→ **EXERCISE AIM**
Search the records that follow and extract every line containing the string "from".

→ **GIVEN DATA**

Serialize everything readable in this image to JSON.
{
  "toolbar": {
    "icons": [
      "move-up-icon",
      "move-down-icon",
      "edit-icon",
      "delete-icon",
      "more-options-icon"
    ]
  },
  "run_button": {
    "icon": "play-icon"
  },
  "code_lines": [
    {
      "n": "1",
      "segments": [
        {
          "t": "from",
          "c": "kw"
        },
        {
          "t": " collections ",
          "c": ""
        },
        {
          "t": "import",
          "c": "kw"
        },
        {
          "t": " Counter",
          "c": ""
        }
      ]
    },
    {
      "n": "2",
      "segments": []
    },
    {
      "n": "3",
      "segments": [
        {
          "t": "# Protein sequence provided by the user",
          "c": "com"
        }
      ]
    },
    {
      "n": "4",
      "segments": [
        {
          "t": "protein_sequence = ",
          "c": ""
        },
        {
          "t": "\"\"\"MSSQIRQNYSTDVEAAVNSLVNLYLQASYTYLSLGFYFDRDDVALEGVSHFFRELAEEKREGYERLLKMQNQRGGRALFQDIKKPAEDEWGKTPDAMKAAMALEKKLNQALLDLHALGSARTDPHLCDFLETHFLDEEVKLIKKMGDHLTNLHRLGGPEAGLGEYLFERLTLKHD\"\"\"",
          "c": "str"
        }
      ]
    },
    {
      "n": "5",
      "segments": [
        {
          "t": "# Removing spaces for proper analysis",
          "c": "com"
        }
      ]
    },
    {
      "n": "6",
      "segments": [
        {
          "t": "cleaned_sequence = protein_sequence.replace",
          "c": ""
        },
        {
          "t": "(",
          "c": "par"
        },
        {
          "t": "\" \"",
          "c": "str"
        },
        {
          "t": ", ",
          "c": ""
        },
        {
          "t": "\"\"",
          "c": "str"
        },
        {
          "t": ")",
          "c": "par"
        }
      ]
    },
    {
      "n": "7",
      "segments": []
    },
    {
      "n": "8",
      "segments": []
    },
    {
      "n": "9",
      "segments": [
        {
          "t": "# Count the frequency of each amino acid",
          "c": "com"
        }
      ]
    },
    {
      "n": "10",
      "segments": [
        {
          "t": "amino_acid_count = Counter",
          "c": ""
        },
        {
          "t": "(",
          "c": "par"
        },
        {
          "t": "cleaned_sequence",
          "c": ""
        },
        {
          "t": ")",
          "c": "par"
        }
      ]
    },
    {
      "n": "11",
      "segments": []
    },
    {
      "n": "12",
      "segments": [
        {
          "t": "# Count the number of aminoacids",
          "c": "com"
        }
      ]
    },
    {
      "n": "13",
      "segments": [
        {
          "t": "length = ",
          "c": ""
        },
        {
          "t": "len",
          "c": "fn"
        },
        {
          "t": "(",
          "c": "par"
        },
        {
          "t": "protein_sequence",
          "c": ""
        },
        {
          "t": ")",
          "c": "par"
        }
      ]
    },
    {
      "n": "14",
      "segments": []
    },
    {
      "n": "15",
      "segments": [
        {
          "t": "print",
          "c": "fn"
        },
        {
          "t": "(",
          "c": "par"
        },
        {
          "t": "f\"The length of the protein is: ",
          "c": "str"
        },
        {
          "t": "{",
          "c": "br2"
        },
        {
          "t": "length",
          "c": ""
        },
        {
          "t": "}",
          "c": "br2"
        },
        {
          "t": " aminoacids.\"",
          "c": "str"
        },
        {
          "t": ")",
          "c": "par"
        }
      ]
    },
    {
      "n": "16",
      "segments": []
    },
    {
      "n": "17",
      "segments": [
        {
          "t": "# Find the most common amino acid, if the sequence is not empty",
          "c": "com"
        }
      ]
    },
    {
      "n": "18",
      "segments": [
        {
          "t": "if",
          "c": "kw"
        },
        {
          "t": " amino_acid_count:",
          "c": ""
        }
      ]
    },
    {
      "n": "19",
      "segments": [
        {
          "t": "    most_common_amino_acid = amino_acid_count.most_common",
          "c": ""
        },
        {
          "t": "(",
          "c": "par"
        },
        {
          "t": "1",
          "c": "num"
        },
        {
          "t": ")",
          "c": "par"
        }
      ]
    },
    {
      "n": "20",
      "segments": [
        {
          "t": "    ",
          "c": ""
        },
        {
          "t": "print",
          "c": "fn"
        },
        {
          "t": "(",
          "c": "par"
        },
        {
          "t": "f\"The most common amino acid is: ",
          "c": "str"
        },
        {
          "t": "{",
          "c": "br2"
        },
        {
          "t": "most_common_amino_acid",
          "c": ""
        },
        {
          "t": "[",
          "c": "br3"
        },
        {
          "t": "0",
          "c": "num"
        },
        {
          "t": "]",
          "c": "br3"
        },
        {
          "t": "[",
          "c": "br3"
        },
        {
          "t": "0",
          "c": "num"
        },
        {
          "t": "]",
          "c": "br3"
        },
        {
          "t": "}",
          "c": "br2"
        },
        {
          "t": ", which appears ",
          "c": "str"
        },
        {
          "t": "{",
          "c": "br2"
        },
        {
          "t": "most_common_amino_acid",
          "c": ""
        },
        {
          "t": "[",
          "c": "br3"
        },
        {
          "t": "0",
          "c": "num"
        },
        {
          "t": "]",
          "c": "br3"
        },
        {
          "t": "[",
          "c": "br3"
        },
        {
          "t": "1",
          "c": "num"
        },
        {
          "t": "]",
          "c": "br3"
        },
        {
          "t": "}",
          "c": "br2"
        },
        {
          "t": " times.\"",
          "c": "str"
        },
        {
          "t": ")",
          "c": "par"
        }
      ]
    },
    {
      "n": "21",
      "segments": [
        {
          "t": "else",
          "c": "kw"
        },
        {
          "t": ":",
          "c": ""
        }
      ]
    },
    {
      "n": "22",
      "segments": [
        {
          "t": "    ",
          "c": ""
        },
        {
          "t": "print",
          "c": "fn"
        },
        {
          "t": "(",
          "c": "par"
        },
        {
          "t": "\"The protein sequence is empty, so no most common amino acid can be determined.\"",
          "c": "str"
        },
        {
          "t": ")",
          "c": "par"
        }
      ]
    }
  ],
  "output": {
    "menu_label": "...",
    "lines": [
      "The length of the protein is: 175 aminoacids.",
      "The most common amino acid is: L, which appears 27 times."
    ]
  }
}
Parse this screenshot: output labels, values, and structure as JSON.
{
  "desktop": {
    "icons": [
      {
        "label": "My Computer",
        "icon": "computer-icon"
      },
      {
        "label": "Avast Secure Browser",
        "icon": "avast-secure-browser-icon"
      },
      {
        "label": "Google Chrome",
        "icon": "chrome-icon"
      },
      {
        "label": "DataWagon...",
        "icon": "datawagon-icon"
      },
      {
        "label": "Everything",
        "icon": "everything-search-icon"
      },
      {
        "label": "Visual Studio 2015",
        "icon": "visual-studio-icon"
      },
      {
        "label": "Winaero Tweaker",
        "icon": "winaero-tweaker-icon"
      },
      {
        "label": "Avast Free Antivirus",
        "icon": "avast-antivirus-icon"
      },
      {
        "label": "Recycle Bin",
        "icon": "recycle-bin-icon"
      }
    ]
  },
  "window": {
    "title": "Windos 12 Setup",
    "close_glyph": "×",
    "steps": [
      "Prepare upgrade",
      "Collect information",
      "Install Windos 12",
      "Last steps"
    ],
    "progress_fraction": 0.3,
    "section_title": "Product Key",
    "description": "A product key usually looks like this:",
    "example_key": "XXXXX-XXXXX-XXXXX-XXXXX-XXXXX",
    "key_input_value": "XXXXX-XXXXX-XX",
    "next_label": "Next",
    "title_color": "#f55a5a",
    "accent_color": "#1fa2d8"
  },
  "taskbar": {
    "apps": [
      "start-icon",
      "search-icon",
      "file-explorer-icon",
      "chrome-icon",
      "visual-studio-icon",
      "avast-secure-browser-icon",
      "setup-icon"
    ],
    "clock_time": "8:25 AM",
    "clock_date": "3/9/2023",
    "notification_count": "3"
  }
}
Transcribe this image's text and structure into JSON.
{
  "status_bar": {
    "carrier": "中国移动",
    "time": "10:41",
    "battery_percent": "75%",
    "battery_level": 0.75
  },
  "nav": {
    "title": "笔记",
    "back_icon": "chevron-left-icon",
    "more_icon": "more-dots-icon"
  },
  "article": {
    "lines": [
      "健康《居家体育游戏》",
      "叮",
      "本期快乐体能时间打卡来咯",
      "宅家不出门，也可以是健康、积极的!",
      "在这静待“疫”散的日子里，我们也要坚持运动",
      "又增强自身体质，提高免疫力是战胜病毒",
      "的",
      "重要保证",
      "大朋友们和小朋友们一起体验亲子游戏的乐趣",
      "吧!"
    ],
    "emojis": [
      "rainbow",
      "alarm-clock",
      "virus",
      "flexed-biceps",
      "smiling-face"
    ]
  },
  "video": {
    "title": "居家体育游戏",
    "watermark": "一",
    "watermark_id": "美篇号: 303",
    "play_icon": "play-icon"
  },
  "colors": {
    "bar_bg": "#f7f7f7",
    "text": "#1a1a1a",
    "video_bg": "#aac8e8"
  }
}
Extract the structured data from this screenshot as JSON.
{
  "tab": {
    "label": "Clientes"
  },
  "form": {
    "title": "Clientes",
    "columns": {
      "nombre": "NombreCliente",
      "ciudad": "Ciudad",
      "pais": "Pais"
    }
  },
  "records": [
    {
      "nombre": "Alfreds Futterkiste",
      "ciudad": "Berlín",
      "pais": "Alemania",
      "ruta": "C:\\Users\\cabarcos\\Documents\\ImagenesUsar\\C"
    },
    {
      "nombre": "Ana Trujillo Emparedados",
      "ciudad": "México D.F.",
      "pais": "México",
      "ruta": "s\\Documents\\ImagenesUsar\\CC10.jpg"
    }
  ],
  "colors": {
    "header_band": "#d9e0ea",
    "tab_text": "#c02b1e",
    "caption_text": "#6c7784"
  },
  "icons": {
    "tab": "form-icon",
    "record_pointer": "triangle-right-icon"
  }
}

→ **ANSWER SPACE**
          "t": "from",
Extract the structured data from this screenshot as JSON.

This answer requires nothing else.